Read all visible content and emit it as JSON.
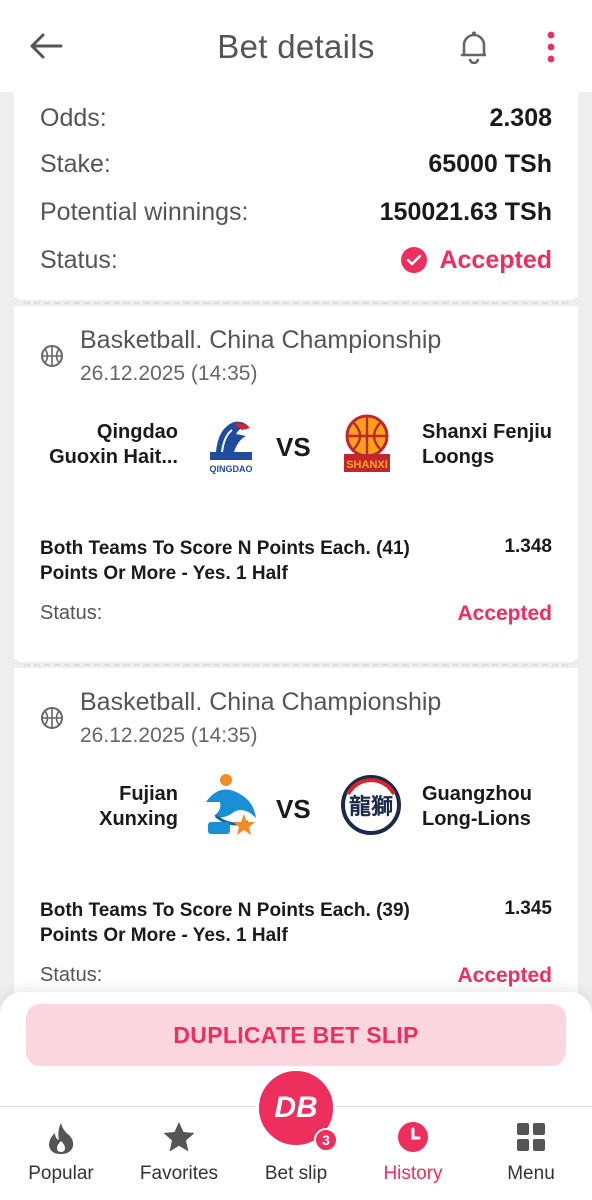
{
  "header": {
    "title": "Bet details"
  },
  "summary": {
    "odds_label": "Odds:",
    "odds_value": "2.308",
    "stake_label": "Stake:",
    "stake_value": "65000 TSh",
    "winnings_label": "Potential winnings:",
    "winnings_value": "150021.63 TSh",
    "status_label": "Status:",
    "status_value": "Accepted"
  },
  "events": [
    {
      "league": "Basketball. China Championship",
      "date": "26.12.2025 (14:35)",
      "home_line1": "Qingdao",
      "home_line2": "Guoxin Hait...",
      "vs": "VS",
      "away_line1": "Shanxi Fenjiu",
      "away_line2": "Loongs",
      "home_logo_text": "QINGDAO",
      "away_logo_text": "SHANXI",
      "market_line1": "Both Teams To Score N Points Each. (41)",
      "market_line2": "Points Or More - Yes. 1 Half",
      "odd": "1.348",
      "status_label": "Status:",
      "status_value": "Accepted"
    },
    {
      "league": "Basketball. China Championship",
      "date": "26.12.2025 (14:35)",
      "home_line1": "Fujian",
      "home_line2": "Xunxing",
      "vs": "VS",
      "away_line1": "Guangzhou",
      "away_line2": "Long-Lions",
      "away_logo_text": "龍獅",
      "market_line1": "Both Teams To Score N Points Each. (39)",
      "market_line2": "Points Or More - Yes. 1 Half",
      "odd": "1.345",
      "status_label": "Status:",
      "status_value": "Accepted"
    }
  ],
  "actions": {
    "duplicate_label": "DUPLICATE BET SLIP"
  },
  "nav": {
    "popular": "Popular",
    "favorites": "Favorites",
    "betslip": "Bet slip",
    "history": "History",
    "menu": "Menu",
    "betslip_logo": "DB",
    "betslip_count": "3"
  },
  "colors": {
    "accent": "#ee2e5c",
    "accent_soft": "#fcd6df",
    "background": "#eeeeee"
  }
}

------------------------------------

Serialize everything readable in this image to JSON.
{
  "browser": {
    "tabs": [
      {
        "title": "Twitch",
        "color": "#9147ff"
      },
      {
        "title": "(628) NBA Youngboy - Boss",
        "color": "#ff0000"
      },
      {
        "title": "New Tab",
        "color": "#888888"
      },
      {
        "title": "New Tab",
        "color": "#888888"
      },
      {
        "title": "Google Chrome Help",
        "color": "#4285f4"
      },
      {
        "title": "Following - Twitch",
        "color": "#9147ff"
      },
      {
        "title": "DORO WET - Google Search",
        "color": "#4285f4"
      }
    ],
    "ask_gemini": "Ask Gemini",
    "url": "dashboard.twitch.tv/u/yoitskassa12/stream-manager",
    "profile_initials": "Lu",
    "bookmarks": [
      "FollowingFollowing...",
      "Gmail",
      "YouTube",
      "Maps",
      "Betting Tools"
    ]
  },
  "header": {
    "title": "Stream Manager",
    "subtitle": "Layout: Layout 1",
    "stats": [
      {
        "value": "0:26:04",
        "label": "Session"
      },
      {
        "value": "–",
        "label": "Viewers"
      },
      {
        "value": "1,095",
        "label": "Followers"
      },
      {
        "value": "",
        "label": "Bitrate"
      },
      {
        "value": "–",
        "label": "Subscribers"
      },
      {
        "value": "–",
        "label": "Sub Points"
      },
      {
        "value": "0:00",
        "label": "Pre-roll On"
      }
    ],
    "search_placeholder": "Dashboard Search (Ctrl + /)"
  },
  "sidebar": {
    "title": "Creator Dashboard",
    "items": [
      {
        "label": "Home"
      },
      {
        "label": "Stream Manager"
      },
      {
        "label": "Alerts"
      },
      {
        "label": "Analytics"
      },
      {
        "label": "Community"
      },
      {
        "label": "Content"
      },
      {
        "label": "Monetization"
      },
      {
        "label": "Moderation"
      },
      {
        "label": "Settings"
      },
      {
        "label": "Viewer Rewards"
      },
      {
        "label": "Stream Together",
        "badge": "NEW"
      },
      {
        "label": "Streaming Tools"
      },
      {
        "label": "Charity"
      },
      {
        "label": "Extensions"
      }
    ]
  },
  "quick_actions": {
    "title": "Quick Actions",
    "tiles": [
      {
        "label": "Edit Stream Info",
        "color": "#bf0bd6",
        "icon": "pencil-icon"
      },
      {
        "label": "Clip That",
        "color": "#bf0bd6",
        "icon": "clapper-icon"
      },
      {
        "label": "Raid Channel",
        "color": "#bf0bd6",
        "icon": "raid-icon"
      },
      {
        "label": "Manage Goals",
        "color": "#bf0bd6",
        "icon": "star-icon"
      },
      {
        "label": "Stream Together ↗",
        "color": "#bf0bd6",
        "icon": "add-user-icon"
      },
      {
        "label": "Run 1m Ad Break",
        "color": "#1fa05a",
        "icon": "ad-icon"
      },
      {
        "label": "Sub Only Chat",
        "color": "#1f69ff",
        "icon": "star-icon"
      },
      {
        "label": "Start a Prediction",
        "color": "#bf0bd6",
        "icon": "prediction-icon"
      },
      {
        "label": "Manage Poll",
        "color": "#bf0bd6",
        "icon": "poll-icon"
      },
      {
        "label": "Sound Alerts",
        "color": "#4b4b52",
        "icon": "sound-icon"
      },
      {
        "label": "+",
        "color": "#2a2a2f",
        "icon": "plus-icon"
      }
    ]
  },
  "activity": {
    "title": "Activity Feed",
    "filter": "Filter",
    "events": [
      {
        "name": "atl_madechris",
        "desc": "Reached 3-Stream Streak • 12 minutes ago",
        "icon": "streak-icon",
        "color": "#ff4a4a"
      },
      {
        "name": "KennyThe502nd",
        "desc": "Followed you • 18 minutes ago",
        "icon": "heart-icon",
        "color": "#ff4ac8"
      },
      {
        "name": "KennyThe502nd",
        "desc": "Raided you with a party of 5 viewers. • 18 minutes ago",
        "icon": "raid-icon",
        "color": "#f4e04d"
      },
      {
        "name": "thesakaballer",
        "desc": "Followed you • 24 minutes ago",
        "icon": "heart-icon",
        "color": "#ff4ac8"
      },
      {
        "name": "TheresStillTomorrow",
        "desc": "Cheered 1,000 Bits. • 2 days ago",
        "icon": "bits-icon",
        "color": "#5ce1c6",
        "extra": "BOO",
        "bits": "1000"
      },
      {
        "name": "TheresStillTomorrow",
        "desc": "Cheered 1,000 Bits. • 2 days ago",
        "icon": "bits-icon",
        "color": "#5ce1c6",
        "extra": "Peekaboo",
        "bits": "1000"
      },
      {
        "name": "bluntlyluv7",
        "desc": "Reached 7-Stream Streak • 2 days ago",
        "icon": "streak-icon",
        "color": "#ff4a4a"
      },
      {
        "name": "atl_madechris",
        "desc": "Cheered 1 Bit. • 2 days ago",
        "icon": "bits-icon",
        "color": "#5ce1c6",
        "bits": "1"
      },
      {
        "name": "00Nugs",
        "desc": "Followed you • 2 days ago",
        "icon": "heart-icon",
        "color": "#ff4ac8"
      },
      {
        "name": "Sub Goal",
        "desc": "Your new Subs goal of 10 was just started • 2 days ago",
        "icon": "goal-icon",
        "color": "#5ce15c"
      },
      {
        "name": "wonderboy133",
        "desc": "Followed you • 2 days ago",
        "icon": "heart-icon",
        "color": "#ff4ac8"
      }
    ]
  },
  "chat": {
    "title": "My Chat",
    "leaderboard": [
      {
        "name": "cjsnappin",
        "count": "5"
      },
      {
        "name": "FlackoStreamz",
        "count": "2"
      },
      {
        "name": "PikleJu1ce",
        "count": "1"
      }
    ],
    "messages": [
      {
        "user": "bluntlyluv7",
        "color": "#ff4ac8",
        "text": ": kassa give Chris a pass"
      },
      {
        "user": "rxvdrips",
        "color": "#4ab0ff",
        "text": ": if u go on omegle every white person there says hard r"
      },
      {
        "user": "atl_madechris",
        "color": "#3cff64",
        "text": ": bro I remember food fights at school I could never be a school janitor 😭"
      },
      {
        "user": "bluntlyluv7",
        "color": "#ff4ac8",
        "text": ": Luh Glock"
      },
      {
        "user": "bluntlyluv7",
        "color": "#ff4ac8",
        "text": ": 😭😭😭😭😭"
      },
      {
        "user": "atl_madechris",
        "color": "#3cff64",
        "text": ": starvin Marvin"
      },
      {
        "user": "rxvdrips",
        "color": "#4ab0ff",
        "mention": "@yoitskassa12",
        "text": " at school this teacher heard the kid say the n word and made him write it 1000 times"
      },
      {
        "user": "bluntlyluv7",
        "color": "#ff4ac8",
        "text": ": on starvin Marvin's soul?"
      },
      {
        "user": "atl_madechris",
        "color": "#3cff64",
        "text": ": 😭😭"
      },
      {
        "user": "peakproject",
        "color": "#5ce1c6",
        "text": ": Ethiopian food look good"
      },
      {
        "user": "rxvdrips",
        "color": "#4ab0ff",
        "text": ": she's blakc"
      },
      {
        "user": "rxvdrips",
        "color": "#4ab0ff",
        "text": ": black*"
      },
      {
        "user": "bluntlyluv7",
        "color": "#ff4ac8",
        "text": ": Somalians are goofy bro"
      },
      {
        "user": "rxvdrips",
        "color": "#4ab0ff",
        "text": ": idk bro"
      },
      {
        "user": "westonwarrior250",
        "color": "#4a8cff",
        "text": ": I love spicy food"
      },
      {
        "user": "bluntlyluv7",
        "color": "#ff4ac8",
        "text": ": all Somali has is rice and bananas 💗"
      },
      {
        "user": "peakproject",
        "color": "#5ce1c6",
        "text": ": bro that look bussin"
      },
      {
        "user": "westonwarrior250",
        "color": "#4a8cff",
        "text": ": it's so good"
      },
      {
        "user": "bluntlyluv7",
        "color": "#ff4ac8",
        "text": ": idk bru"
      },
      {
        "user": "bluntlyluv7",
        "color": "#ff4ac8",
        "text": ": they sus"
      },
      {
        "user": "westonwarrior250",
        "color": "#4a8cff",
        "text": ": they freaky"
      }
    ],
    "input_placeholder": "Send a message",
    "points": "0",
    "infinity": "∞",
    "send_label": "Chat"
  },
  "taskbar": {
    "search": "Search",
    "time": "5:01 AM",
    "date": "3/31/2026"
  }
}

------------------------------------

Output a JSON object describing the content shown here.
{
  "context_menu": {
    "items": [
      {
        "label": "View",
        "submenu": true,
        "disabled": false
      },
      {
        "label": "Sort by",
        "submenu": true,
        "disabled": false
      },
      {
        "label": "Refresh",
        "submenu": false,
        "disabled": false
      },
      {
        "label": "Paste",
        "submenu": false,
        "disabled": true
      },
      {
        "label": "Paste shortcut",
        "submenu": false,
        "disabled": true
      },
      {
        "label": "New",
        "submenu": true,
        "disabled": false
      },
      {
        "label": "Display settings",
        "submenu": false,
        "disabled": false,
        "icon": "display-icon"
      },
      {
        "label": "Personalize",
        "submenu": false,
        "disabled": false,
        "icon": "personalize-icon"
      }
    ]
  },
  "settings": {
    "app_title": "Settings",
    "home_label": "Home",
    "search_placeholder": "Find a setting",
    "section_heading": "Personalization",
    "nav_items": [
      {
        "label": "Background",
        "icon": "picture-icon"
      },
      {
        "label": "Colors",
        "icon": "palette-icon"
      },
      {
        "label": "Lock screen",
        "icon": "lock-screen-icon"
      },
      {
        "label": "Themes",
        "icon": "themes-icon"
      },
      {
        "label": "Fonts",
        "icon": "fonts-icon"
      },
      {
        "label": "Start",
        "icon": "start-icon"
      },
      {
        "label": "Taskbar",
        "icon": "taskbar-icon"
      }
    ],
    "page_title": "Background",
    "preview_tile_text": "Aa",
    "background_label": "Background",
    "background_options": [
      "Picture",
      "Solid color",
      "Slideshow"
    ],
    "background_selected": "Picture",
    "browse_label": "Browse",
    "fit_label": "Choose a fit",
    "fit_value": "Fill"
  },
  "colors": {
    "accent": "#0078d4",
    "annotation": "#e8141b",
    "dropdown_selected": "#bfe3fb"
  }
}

------------------------------------

__WHAT THIS TASK INVOLVES__.
Count how many lines of the listing above include "Google" and report that number alone.

__SOLUTION FOR THIS PROBLEM__.
2